* _TEXT EXCERPT_

********

STILTON Volume 2 #35

Stilton at the market.JPG

World Cheese Encyclopaedia - Each Sunday learn all about a new cheese. 

This week Stilton from the United Kingdom. 


Country: United Kingdom 🇬🇧

Region: Derbyshire, Leicestershire and Nottinghamshire

Made from: Cow’s milk

Pasteurised: Yes

Texture: Smooth, creamy, crumbly

Taste: Blue, tangy, sharp, strong

Certification: PDO

Aging: 9 weeks minimum

Stilton is one of the most well-known, beloved and famous of British cheeses. It is known as “The King of English Cheeses”. It is the only British cheese to have a Certification TradeMark and a PDO – Protected Designation of Origin status awarded by the European Commission. It has a long history and has been written about and celebrated as part of British culture over many years.

********

* _YOUR TASK_
Extract the passage of the Stilton entry that begins at the words "Pasteurised: Yes" and stops after "over many years.". Rely only on the Stilton entry.

* _SUPPLIED ENTRIES_
********

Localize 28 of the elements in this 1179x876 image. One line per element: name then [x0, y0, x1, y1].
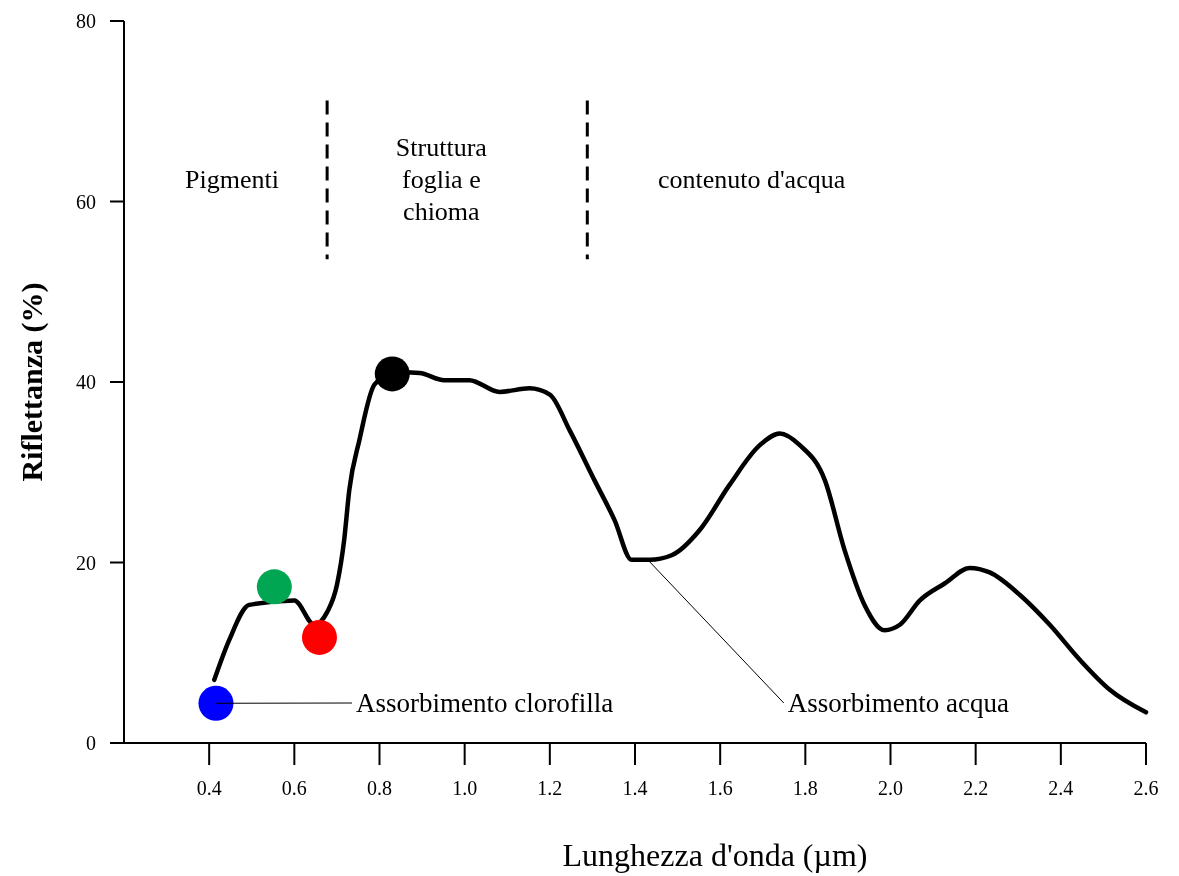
- x-tick-label: 1.2: [537, 777, 563, 799]
- x-tick-label: 0.6: [281, 777, 307, 799]
- annotation: Assorbimento acqua: [787, 688, 1009, 719]
- x-tick-label: 0.4: [196, 777, 222, 799]
- y-tick-label: 60: [76, 190, 96, 213]
- point: [301, 619, 337, 655]
- y-tick-label: 40: [76, 371, 96, 393]
- annotation: Pigmenti: [185, 165, 279, 195]
- x-tick-label: 1.0: [452, 777, 478, 799]
- y-tick-label: 80: [76, 10, 96, 32]
- x-tick-label: 2.2: [963, 777, 989, 799]
- x-tick-label: 0.8: [367, 777, 392, 799]
- annotation: Assorbimento clorofilla: [355, 688, 614, 719]
- annotation: Struttura foglia e chioma: [395, 133, 488, 227]
- x-tick-label: 1.6: [707, 777, 733, 799]
- x-tick-label: 2.0: [878, 777, 903, 799]
- x-tick-label: 2.4: [1048, 777, 1074, 799]
- point: [198, 685, 234, 721]
- annotation: contenuto d'acqua: [657, 165, 846, 195]
- x-tick-label: 1.8: [792, 777, 818, 799]
- point: [374, 356, 410, 392]
- point: [256, 569, 292, 605]
- y-axis-title: Riflettanza (%): [15, 282, 49, 482]
- x-tick-label: 1.4: [622, 777, 648, 799]
- x-tick-label: 2.6: [1133, 777, 1159, 799]
- y-tick-label: 20: [76, 551, 96, 574]
- x-axis-title: Lunghezza d'onda (µm): [562, 837, 868, 873]
- y-tick-label: 0: [86, 732, 96, 754]
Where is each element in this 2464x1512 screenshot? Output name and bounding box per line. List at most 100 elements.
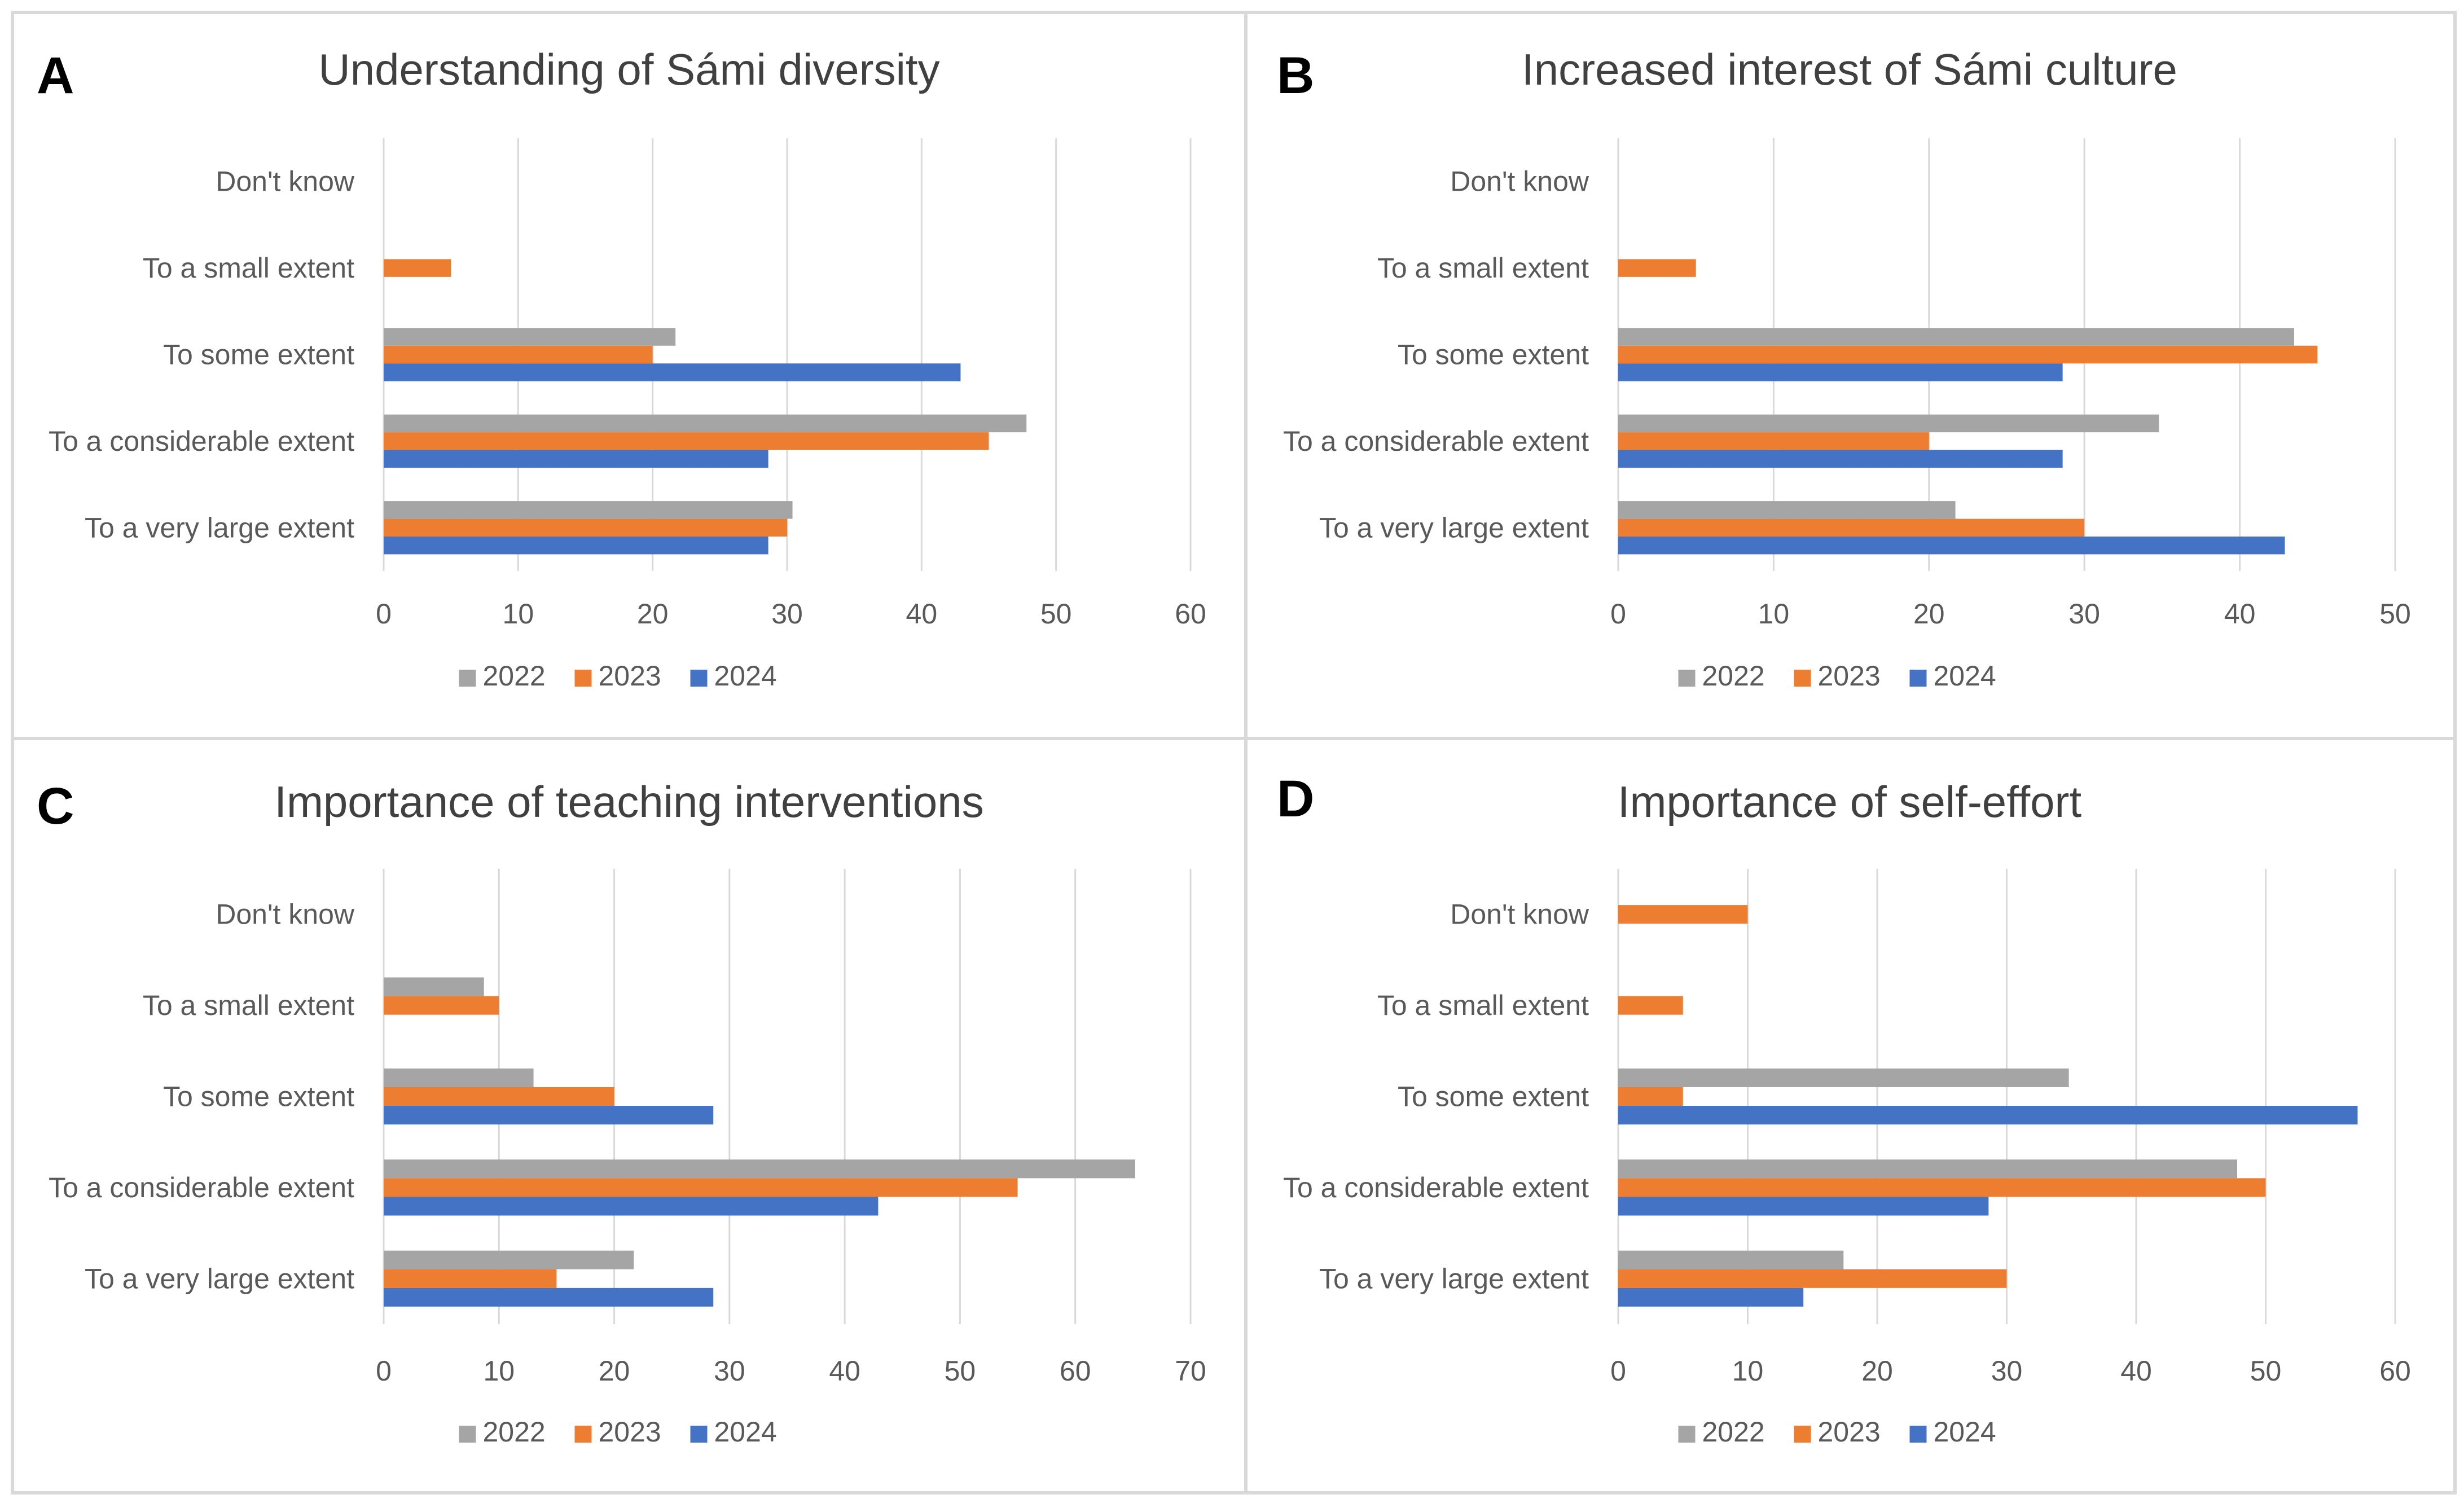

********

* _COMPLETED TASK_
Pasteurised: Yes

Texture: Smooth, creamy, crumbly

Taste: Blue, tangy, sharp, strong

Certification: PDO

Aging: 9 weeks minimum

Stilton is one of the most well-known, beloved and famous of British cheeses. It is known as “The King of English Cheeses”. It is the only British cheese to have a Certification TradeMark and a PDO – Protected Designation of Origin status awarded by the European Commission. It has a long history and has been written about and celebrated as part of British culture over many years.